## PROBLEM REQUIREMENTS
In the following material, identify every line holding the string "North" and return it.
+++
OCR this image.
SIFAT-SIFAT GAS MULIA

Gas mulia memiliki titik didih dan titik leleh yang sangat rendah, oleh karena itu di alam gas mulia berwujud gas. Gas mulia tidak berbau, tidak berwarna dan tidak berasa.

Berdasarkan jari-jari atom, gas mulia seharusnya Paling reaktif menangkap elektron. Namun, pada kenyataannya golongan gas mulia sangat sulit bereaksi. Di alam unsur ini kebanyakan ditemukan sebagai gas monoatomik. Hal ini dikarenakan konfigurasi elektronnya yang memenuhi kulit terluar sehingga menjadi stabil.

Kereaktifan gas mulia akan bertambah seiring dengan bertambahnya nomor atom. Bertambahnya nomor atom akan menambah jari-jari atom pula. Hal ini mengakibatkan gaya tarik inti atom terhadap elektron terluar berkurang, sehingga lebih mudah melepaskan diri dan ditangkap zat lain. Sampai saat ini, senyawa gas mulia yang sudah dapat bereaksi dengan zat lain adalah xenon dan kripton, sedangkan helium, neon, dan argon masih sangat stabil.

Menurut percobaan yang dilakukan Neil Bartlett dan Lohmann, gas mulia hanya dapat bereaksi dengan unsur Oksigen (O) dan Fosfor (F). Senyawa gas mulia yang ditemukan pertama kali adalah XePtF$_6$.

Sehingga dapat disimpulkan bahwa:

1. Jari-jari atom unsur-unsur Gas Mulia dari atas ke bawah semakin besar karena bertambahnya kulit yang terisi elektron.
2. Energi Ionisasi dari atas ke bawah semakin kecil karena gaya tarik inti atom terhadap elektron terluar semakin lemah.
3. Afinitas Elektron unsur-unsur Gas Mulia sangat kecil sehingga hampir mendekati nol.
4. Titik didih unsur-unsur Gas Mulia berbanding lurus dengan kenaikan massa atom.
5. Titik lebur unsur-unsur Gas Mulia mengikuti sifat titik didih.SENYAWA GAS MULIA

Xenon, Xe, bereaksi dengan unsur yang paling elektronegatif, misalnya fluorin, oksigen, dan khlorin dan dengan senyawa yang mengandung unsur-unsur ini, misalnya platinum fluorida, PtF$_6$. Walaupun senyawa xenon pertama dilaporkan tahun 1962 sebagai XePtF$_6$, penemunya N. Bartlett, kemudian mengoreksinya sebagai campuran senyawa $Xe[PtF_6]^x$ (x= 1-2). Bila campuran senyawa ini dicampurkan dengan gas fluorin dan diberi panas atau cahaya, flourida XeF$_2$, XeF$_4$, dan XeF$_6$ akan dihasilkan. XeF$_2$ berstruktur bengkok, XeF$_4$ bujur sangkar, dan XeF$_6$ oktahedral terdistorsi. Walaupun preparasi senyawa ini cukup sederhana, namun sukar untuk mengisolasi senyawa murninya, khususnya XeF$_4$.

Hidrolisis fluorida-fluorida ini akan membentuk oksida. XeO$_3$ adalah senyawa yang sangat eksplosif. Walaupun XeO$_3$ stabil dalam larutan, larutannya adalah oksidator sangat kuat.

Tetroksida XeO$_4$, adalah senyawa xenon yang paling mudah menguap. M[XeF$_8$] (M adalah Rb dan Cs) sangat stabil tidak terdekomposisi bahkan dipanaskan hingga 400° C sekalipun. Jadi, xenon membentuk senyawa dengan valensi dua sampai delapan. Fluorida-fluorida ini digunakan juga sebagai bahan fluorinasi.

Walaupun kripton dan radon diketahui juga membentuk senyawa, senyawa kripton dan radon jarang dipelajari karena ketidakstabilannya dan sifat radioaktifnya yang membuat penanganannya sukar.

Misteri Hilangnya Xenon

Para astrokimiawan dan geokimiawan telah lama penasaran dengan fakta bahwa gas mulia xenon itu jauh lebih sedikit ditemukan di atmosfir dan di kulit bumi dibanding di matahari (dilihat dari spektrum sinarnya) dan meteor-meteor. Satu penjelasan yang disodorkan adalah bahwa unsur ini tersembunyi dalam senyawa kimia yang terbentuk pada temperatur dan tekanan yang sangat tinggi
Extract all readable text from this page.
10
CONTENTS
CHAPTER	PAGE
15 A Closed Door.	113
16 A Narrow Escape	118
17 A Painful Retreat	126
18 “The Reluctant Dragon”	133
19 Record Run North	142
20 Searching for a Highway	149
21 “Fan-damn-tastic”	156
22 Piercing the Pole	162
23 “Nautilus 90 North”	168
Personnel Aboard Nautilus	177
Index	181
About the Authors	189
+++
## SOLUTION FOR THIS EXERCISE
19 Record Run North	142
23 “Nautilus 90 North”	168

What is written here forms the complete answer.